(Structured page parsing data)
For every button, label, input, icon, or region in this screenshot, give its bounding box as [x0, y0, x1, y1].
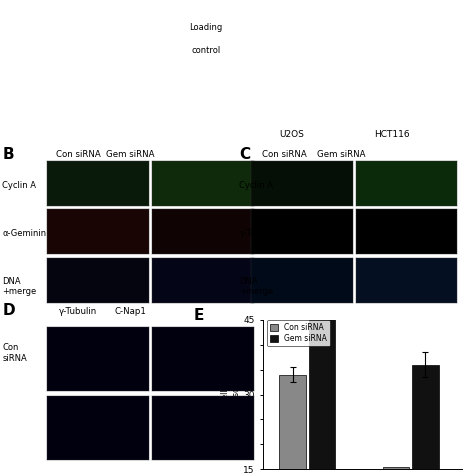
Bar: [412, 365, 438, 469]
Text: α-Geminin: α-Geminin: [2, 229, 46, 237]
Text: DNA
+merge: DNA +merge: [239, 277, 273, 296]
Text: Gem siRNA: Gem siRNA: [106, 150, 155, 159]
Text: E: E: [193, 308, 204, 323]
Text: Con
siRNA: Con siRNA: [2, 344, 27, 363]
Legend: Con siRNA, Gem siRNA: Con siRNA, Gem siRNA: [267, 320, 330, 346]
Text: C: C: [239, 147, 250, 162]
Text: Loading: Loading: [189, 23, 222, 32]
Text: B: B: [2, 147, 14, 162]
Bar: [383, 467, 409, 469]
Text: D: D: [2, 303, 15, 318]
Text: DNA
+merge: DNA +merge: [2, 277, 36, 296]
Text: C-Nap1: C-Nap1: [114, 307, 146, 316]
Text: control: control: [191, 46, 220, 55]
Y-axis label: % of cells with
centrosomes: % of cells with centrosomes: [221, 365, 240, 424]
Text: Cyclin A: Cyclin A: [2, 182, 36, 190]
Bar: [309, 290, 335, 469]
Text: HCT116: HCT116: [374, 130, 410, 139]
Text: Con siRNA: Con siRNA: [56, 150, 100, 159]
Text: Con siRNA: Con siRNA: [262, 150, 307, 159]
Text: U2OS: U2OS: [280, 130, 304, 139]
Text: γ-Tubulin: γ-Tubulin: [59, 307, 97, 316]
Bar: [279, 374, 306, 469]
Text: Gem siRNA: Gem siRNA: [317, 150, 365, 159]
Text: Cyclin A: Cyclin A: [239, 182, 273, 190]
Text: γ-Tubulin: γ-Tubulin: [239, 229, 277, 237]
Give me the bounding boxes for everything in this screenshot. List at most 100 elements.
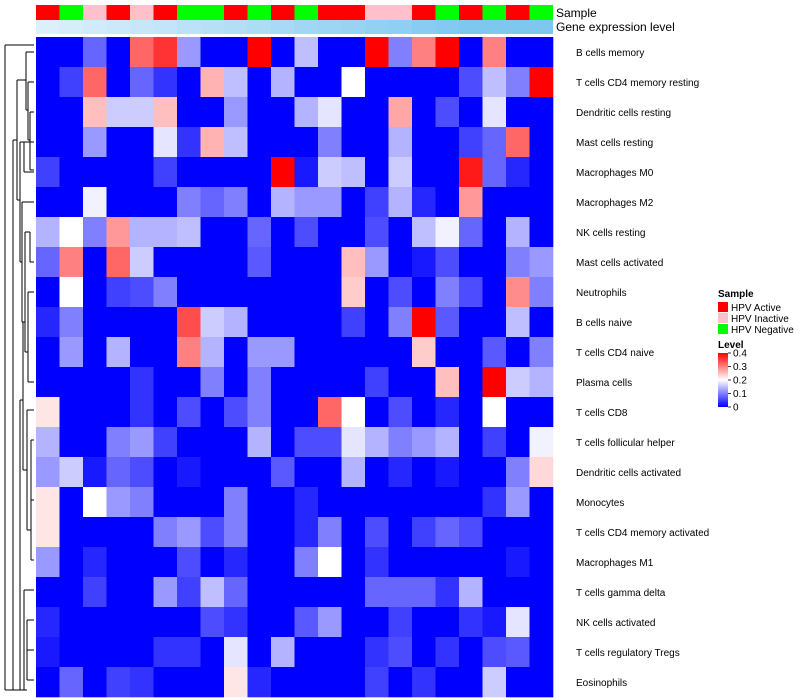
heatmap-cell	[83, 517, 107, 548]
heatmap-cell	[365, 637, 389, 668]
heatmap-cell	[388, 397, 413, 428]
heatmap-cell	[153, 277, 178, 308]
row-label: Eosinophils	[576, 678, 627, 689]
heatmap-cell	[153, 67, 178, 98]
row-label: T cells CD4 memory resting	[576, 78, 699, 89]
heatmap-cell	[482, 217, 507, 248]
heatmap-cell	[459, 547, 483, 578]
heatmap-cell	[435, 127, 460, 158]
heatmap-cell	[59, 307, 84, 338]
heatmap-cell	[318, 37, 342, 68]
heatmap-cell	[435, 337, 460, 368]
heatmap-cell	[106, 187, 131, 218]
heatmap-cell	[506, 547, 530, 578]
heatmap-cell	[506, 127, 530, 158]
sample-legend-label: HPV Negative	[731, 325, 794, 336]
heatmap-cell	[294, 127, 319, 158]
expression-annotation-cell	[177, 20, 201, 34]
expression-annotation-cell	[506, 20, 530, 34]
heatmap-cell	[177, 547, 201, 578]
heatmap-cell	[459, 277, 483, 308]
heatmap-cell	[294, 457, 319, 488]
heatmap-cell	[388, 337, 413, 368]
heatmap-cell	[529, 247, 554, 278]
heatmap-cell	[412, 487, 436, 518]
sample-annotation-cell	[224, 5, 248, 20]
heatmap-cell	[200, 277, 225, 308]
heatmap-cell	[247, 637, 272, 668]
sample-legend-label: HPV Inactive	[731, 314, 789, 325]
heatmap-cell	[224, 637, 248, 668]
heatmap-cell	[271, 397, 295, 428]
heatmap-cell	[529, 637, 554, 668]
row-dendrogram	[4, 44, 34, 691]
expression-annotation-cell	[294, 20, 318, 34]
heatmap-cell	[341, 607, 366, 638]
heatmap-cell	[106, 517, 131, 548]
heatmap-cell	[435, 637, 460, 668]
sample-legend-swatch	[718, 302, 728, 312]
heatmap-cell	[506, 457, 530, 488]
heatmap-cell	[482, 607, 507, 638]
heatmap-cell	[36, 367, 60, 398]
sample-annotation-cell	[529, 5, 553, 20]
expression-annotation-cell	[106, 20, 130, 34]
heatmap-cell	[130, 547, 154, 578]
heatmap-cell	[529, 307, 554, 338]
heatmap-cell	[59, 67, 84, 98]
heatmap-cell	[130, 217, 154, 248]
sample-annotation-cell	[388, 5, 412, 20]
heatmap-cell	[435, 187, 460, 218]
heatmap-cell	[83, 157, 107, 188]
heatmap-cell	[200, 157, 225, 188]
level-tick-label: 0.1	[733, 389, 747, 400]
heatmap-cell	[482, 247, 507, 278]
heatmap-cell	[529, 157, 554, 188]
heatmap-cell	[83, 547, 107, 578]
heatmap-cell	[130, 157, 154, 188]
heatmap-cell	[388, 277, 413, 308]
expression-annotation-cell	[459, 20, 483, 34]
heatmap-cell	[459, 487, 483, 518]
heatmap-cell	[106, 307, 131, 338]
heatmap-cell	[247, 487, 272, 518]
heatmap-cell	[224, 517, 248, 548]
heatmap-cell	[365, 187, 389, 218]
heatmap-cell	[459, 457, 483, 488]
heatmap-cell	[459, 67, 483, 98]
heatmap-cell	[83, 397, 107, 428]
heatmap-cell	[36, 607, 60, 638]
heatmap-cell	[294, 277, 319, 308]
heatmap-cell	[200, 397, 225, 428]
heatmap-cell	[36, 637, 60, 668]
heatmap-cell	[412, 607, 436, 638]
sample-annotation-cell	[412, 5, 436, 20]
expression-annotation-cell	[247, 20, 271, 34]
heatmap-cell	[435, 427, 460, 458]
heatmap-cell	[365, 157, 389, 188]
heatmap-cell	[459, 97, 483, 128]
expression-annotation-cell	[271, 20, 295, 34]
row-label: Dendritic cells resting	[576, 108, 671, 119]
heatmap-cell	[247, 37, 272, 68]
heatmap-cell	[83, 427, 107, 458]
heatmap-cell	[435, 607, 460, 638]
heatmap-cell	[59, 427, 84, 458]
heatmap-cell	[59, 37, 84, 68]
heatmap-cell	[388, 67, 413, 98]
heatmap-cell	[130, 457, 154, 488]
heatmap-cell	[247, 277, 272, 308]
heatmap-cell	[153, 577, 178, 608]
sample-annotation-cell	[83, 5, 107, 20]
heatmap-cell	[482, 427, 507, 458]
row-label: B cells memory	[576, 48, 644, 59]
heatmap-cell	[506, 517, 530, 548]
heatmap-cell	[153, 457, 178, 488]
heatmap-cell	[506, 37, 530, 68]
heatmap-cell	[247, 97, 272, 128]
heatmap-cell	[130, 577, 154, 608]
heatmap-cell	[435, 307, 460, 338]
heatmap-cell	[106, 457, 131, 488]
heatmap-cell	[83, 607, 107, 638]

→ **TASK INSTRUCTIONS**:
Filter the data for the string "this" and copy every line that has it.

→ **RESPONSE AREA**:
For every button, label, input, icon, or region in this screenshot, give its bounding box as [x0, y0, x1, y1].
Give me the bounding boxes for everything in this screenshot. List at most 100 elements.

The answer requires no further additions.